Omit the pictures and output every entry below exactly as written.
>>>>
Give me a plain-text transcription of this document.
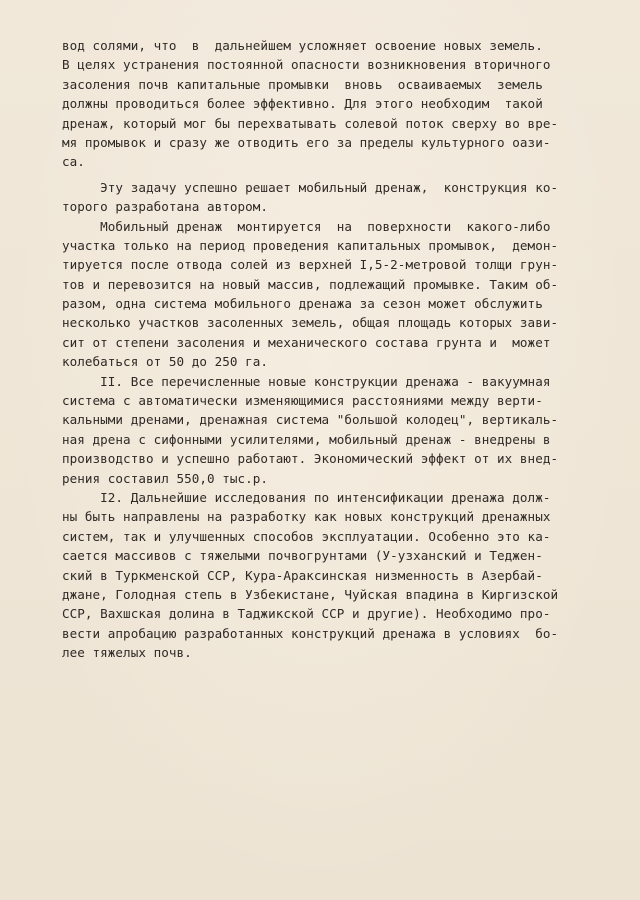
вод солями, что  в  дальнейшем усложняет освоение новых земель.
В целях устранения постоянной опасности возникновения вторичного
засоления почв капитальные промывки  вновь  осваиваемых  земель
должны проводиться более эффективно. Для этого необходим  такой
дренаж, который мог бы перехватывать солевой поток сверху во вре-
мя промывок и сразу же отводить его за пределы культурного оази-
са.
Эту задачу успешно решает мобильный дренаж,  конструкция ко-
торого разработана автором.
Мобильный дренаж  монтируется  на  поверхности  какого-либо
участка только на период проведения капитальных промывок,  демон-
тируется после отвода солей из верхней I,5-2-метровой толщи грун-
тов и перевозится на новый массив, подлежащий промывке. Таким об-
разом, одна система мобильного дренажа за сезон может обслужить
несколько участков засоленных земель, общая площадь которых зави-
сит от степени засоления и механического состава грунта и  может
колебаться от 50 до 250 га.
II. Все перечисленные новые конструкции дренажа - вакуумная
система с автоматически изменяющимися расстояниями между верти-
кальными дренами, дренажная система "большой колодец", вертикаль-
ная дрена с сифонными усилителями, мобильный дренаж - внедрены в
производство и успешно работают. Экономический эффект от их внед-
рения составил 550,0 тыс.р.
I2. Дальнейшие исследования по интенсификации дренажа долж-
ны быть направлены на разработку как новых конструкций дренажных
систем, так и улучшенных способов эксплуатации. Особенно это ка-
сается массивов с тяжелыми почвогрунтами (У-узханский и Теджен-
ский в Туркменской ССР, Кура-Араксинская низменность в Азербай-
джане, Голодная степь в Узбекистане, Чуйская впадина в Киргизской
ССР, Вахшская долина в Таджикской ССР и другие). Необходимо про-
вести апробацию разработанных конструкций дренажа в условиях  бо-
лее тяжелых почв.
<<<<
§ Answer to this exercise:
Give me a plain-text transcription of this document.
вод солями, что  в  дальнейшем усложняет освоение новых земель.
В целях устранения постоянной опасности возникновения вторичного
засоления почв капитальные промывки  вновь  осваиваемых  земель
должны проводиться более эффективно. Для этого необходим  такой
дренаж, который мог бы перехватывать солевой поток сверху во вре-
мя промывок и сразу же отводить его за пределы культурного оази-
са.
Эту задачу успешно решает мобильный дренаж,  конструкция ко-
торого разработана автором.
Мобильный дренаж  монтируется  на  поверхности  какого-либо
участка только на период проведения капитальных промывок,  демон-
тируется после отвода солей из верхней I,5-2-метровой толщи грун-
тов и перевозится на новый массив, подлежащий промывке. Таким об-
разом, одна система мобильного дренажа за сезон может обслужить
несколько участков засоленных земель, общая площадь которых зави-
сит от степени засоления и механического состава грунта и  может
колебаться от 50 до 250 га.
II. Все перечисленные новые конструкции дренажа - вакуумная
система с автоматически изменяющимися расстояниями между верти-
кальными дренами, дренажная система "большой колодец", вертикаль-
ная дрена с сифонными усилителями, мобильный дренаж - внедрены в
производство и успешно работают. Экономический эффект от их внед-
рения составил 550,0 тыс.р.
I2. Дальнейшие исследования по интенсификации дренажа долж-
ны быть направлены на разработку как новых конструкций дренажных
систем, так и улучшенных способов эксплуатации. Особенно это ка-
сается массивов с тяжелыми почвогрунтами (У-узханский и Теджен-
ский в Туркменской ССР, Кура-Араксинская низменность в Азербай-
джане, Голодная степь в Узбекистане, Чуйская впадина в Киргизской
ССР, Вахшская долина в Таджикской ССР и другие). Необходимо про-
вести апробацию разработанных конструкций дренажа в условиях  бо-
лее тяжелых почв.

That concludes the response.